:: DESCRIPTION OF THE TASK ::
Say how many lines include the word "role", using only a number.

----

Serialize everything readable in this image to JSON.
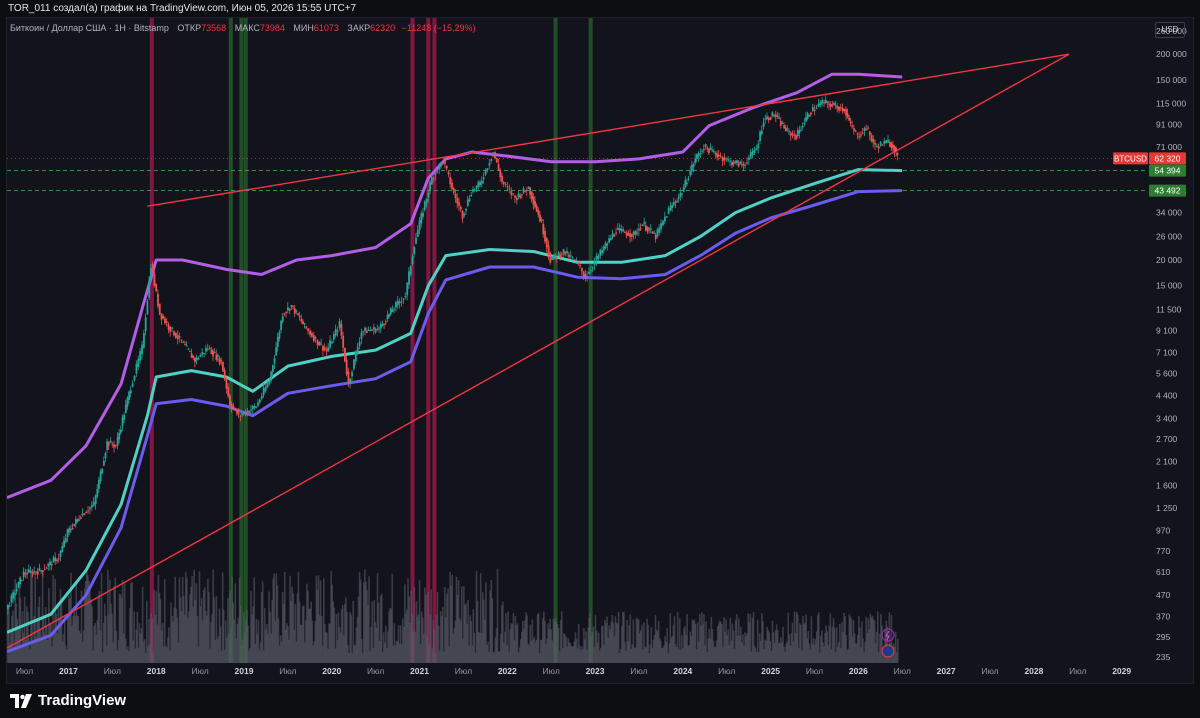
{
  "header": {
    "caption": "TOR_011 создал(а) график на TradingView.com, Июн 05, 2026 15:55 UTC+7"
  },
  "legend": {
    "symbol": "Биткоин / Доллар США · 1H · Bitstamp",
    "open_label": "ОТКР",
    "open_value": "73568",
    "high_label": "МАКС",
    "high_value": "73984",
    "low_label": "МИН",
    "low_value": "61073",
    "close_label": "ЗАКР",
    "close_value": "62320",
    "change": "−11248 (−15,29%)"
  },
  "currency": "USD",
  "brand": "TradingView",
  "colors": {
    "background": "#12131b",
    "up": "#26a69a",
    "down": "#ef5350",
    "band_upper": "#b25ee6",
    "band_mid": "#4fd1c5",
    "band_lower": "#6a5cf0",
    "trendline": "#f23645",
    "green_zone": "#2e7d32",
    "magenta_zone": "#d81b60"
  },
  "chart_data": {
    "type": "line",
    "title": "",
    "symbol": "BTCUSD",
    "scale": "log",
    "ylim": [
      220,
      300000
    ],
    "xlim": [
      2016.3,
      2029.3
    ],
    "y_ticks": [
      "260 000",
      "200 000",
      "150 000",
      "115 000",
      "91 000",
      "71 000",
      "54 000",
      "43 000",
      "34 000",
      "26 000",
      "20 000",
      "15 000",
      "11 500",
      "9 100",
      "7 100",
      "5 600",
      "4 400",
      "3 400",
      "2 700",
      "2 100",
      "1 600",
      "1 250",
      "970",
      "770",
      "610",
      "470",
      "370",
      "295",
      "235"
    ],
    "x_ticks": [
      {
        "label": "Июл",
        "t": 2016.5
      },
      {
        "label": "2017",
        "t": 2017.0
      },
      {
        "label": "Июл",
        "t": 2017.5
      },
      {
        "label": "2018",
        "t": 2018.0
      },
      {
        "label": "Июл",
        "t": 2018.5
      },
      {
        "label": "2019",
        "t": 2019.0
      },
      {
        "label": "Июл",
        "t": 2019.5
      },
      {
        "label": "2020",
        "t": 2020.0
      },
      {
        "label": "Июл",
        "t": 2020.5
      },
      {
        "label": "2021",
        "t": 2021.0
      },
      {
        "label": "Июл",
        "t": 2021.5
      },
      {
        "label": "2022",
        "t": 2022.0
      },
      {
        "label": "Июл",
        "t": 2022.5
      },
      {
        "label": "2023",
        "t": 2023.0
      },
      {
        "label": "Июл",
        "t": 2023.5
      },
      {
        "label": "2024",
        "t": 2024.0
      },
      {
        "label": "Июл",
        "t": 2024.5
      },
      {
        "label": "2025",
        "t": 2025.0
      },
      {
        "label": "Июл",
        "t": 2025.5
      },
      {
        "label": "2026",
        "t": 2026.0
      },
      {
        "label": "Июл",
        "t": 2026.5
      },
      {
        "label": "2027",
        "t": 2027.0
      },
      {
        "label": "Июл",
        "t": 2027.5
      },
      {
        "label": "2028",
        "t": 2028.0
      },
      {
        "label": "Июл",
        "t": 2028.5
      },
      {
        "label": "2029",
        "t": 2029.0
      }
    ],
    "price_series": [
      [
        2016.3,
        400
      ],
      [
        2016.5,
        600
      ],
      [
        2016.7,
        620
      ],
      [
        2016.9,
        720
      ],
      [
        2017.0,
        950
      ],
      [
        2017.15,
        1150
      ],
      [
        2017.3,
        1300
      ],
      [
        2017.45,
        2600
      ],
      [
        2017.55,
        2500
      ],
      [
        2017.7,
        4500
      ],
      [
        2017.85,
        7500
      ],
      [
        2017.95,
        19000
      ],
      [
        2018.05,
        11000
      ],
      [
        2018.15,
        9500
      ],
      [
        2018.3,
        8000
      ],
      [
        2018.45,
        6500
      ],
      [
        2018.6,
        7500
      ],
      [
        2018.75,
        6400
      ],
      [
        2018.85,
        4000
      ],
      [
        2018.95,
        3500
      ],
      [
        2019.15,
        3900
      ],
      [
        2019.3,
        5200
      ],
      [
        2019.45,
        11000
      ],
      [
        2019.55,
        12000
      ],
      [
        2019.7,
        9500
      ],
      [
        2019.85,
        8000
      ],
      [
        2019.95,
        7200
      ],
      [
        2020.1,
        9800
      ],
      [
        2020.2,
        5000
      ],
      [
        2020.35,
        9000
      ],
      [
        2020.55,
        9300
      ],
      [
        2020.7,
        11500
      ],
      [
        2020.85,
        13500
      ],
      [
        2020.95,
        24000
      ],
      [
        2021.05,
        35000
      ],
      [
        2021.15,
        50000
      ],
      [
        2021.28,
        61000
      ],
      [
        2021.4,
        42000
      ],
      [
        2021.5,
        33000
      ],
      [
        2021.6,
        43000
      ],
      [
        2021.7,
        47000
      ],
      [
        2021.85,
        67000
      ],
      [
        2021.95,
        48000
      ],
      [
        2022.1,
        40000
      ],
      [
        2022.25,
        45000
      ],
      [
        2022.4,
        30000
      ],
      [
        2022.5,
        20000
      ],
      [
        2022.65,
        22000
      ],
      [
        2022.8,
        19500
      ],
      [
        2022.9,
        16500
      ],
      [
        2023.05,
        21000
      ],
      [
        2023.25,
        28000
      ],
      [
        2023.45,
        26500
      ],
      [
        2023.55,
        30000
      ],
      [
        2023.7,
        26000
      ],
      [
        2023.85,
        35000
      ],
      [
        2024.0,
        43000
      ],
      [
        2024.15,
        62000
      ],
      [
        2024.25,
        71000
      ],
      [
        2024.4,
        65000
      ],
      [
        2024.55,
        60000
      ],
      [
        2024.7,
        58000
      ],
      [
        2024.85,
        70000
      ],
      [
        2024.93,
        96000
      ],
      [
        2025.05,
        102000
      ],
      [
        2025.2,
        84000
      ],
      [
        2025.3,
        80000
      ],
      [
        2025.45,
        104000
      ],
      [
        2025.6,
        117000
      ],
      [
        2025.75,
        112000
      ],
      [
        2025.85,
        108000
      ],
      [
        2025.92,
        90000
      ],
      [
        2026.0,
        80000
      ],
      [
        2026.1,
        88000
      ],
      [
        2026.2,
        71000
      ],
      [
        2026.35,
        75000
      ],
      [
        2026.42,
        70000
      ],
      [
        2026.45,
        62320
      ]
    ],
    "series": [
      {
        "name": "",
        "role": "upper_band",
        "points": [
          [
            2016.3,
            1400
          ],
          [
            2016.8,
            1700
          ],
          [
            2017.2,
            2500
          ],
          [
            2017.6,
            5000
          ],
          [
            2017.85,
            12000
          ],
          [
            2018.0,
            20000
          ],
          [
            2018.3,
            20000
          ],
          [
            2018.8,
            18000
          ],
          [
            2019.2,
            17000
          ],
          [
            2019.6,
            20000
          ],
          [
            2020.0,
            21000
          ],
          [
            2020.5,
            23000
          ],
          [
            2020.9,
            30000
          ],
          [
            2021.1,
            50000
          ],
          [
            2021.3,
            62000
          ],
          [
            2021.6,
            67000
          ],
          [
            2022.0,
            64000
          ],
          [
            2022.5,
            60000
          ],
          [
            2023.0,
            60000
          ],
          [
            2023.5,
            62000
          ],
          [
            2024.0,
            67000
          ],
          [
            2024.3,
            90000
          ],
          [
            2024.8,
            110000
          ],
          [
            2025.3,
            130000
          ],
          [
            2025.7,
            160000
          ],
          [
            2026.0,
            160000
          ],
          [
            2026.5,
            155000
          ]
        ]
      },
      {
        "name": "",
        "role": "mid_band",
        "points": [
          [
            2016.3,
            310
          ],
          [
            2016.8,
            380
          ],
          [
            2017.2,
            620
          ],
          [
            2017.6,
            1300
          ],
          [
            2017.9,
            3500
          ],
          [
            2018.0,
            5400
          ],
          [
            2018.4,
            5800
          ],
          [
            2018.8,
            5400
          ],
          [
            2019.1,
            4600
          ],
          [
            2019.5,
            6100
          ],
          [
            2020.0,
            6800
          ],
          [
            2020.5,
            7300
          ],
          [
            2020.9,
            8800
          ],
          [
            2021.1,
            15000
          ],
          [
            2021.3,
            21000
          ],
          [
            2021.8,
            22500
          ],
          [
            2022.3,
            22000
          ],
          [
            2022.8,
            19500
          ],
          [
            2023.3,
            19500
          ],
          [
            2023.8,
            21000
          ],
          [
            2024.2,
            26000
          ],
          [
            2024.6,
            34000
          ],
          [
            2025.0,
            40000
          ],
          [
            2025.5,
            47000
          ],
          [
            2026.0,
            55000
          ],
          [
            2026.5,
            54394
          ]
        ]
      },
      {
        "name": "",
        "role": "lower_band",
        "points": [
          [
            2016.3,
            250
          ],
          [
            2016.8,
            300
          ],
          [
            2017.2,
            470
          ],
          [
            2017.6,
            1000
          ],
          [
            2017.9,
            2800
          ],
          [
            2018.0,
            4000
          ],
          [
            2018.4,
            4200
          ],
          [
            2018.8,
            3900
          ],
          [
            2019.1,
            3500
          ],
          [
            2019.5,
            4500
          ],
          [
            2020.0,
            4900
          ],
          [
            2020.5,
            5300
          ],
          [
            2020.9,
            6400
          ],
          [
            2021.1,
            11000
          ],
          [
            2021.3,
            16000
          ],
          [
            2021.8,
            18500
          ],
          [
            2022.3,
            18500
          ],
          [
            2022.8,
            16500
          ],
          [
            2023.3,
            16200
          ],
          [
            2023.8,
            17000
          ],
          [
            2024.2,
            21000
          ],
          [
            2024.6,
            27000
          ],
          [
            2025.0,
            32000
          ],
          [
            2025.5,
            37000
          ],
          [
            2026.0,
            43000
          ],
          [
            2026.5,
            43492
          ]
        ]
      }
    ],
    "trendlines": [
      {
        "name": "",
        "from": [
          2017.9,
          36500
        ],
        "to": [
          2028.4,
          200000
        ]
      },
      {
        "name": "",
        "from": [
          2016.3,
          260
        ],
        "to": [
          2028.4,
          200000
        ]
      }
    ],
    "vertical_zones": [
      {
        "color": "magenta",
        "t": 2017.95
      },
      {
        "color": "green",
        "t": 2018.85
      },
      {
        "color": "green",
        "t": 2018.97
      },
      {
        "color": "green",
        "t": 2019.02
      },
      {
        "color": "magenta",
        "t": 2020.92
      },
      {
        "color": "magenta",
        "t": 2021.1
      },
      {
        "color": "magenta",
        "t": 2021.17
      },
      {
        "color": "green",
        "t": 2022.55
      },
      {
        "color": "green",
        "t": 2022.95
      }
    ],
    "price_labels": [
      {
        "text": "BTCUSD",
        "kind": "symbol"
      },
      {
        "text": "62 320",
        "value": 62320,
        "kind": "last"
      },
      {
        "text": "54 394",
        "value": 54394,
        "kind": "level"
      },
      {
        "text": "43 492",
        "value": 43492,
        "kind": "level"
      }
    ]
  }
}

----

:: TASK RESULT ::
3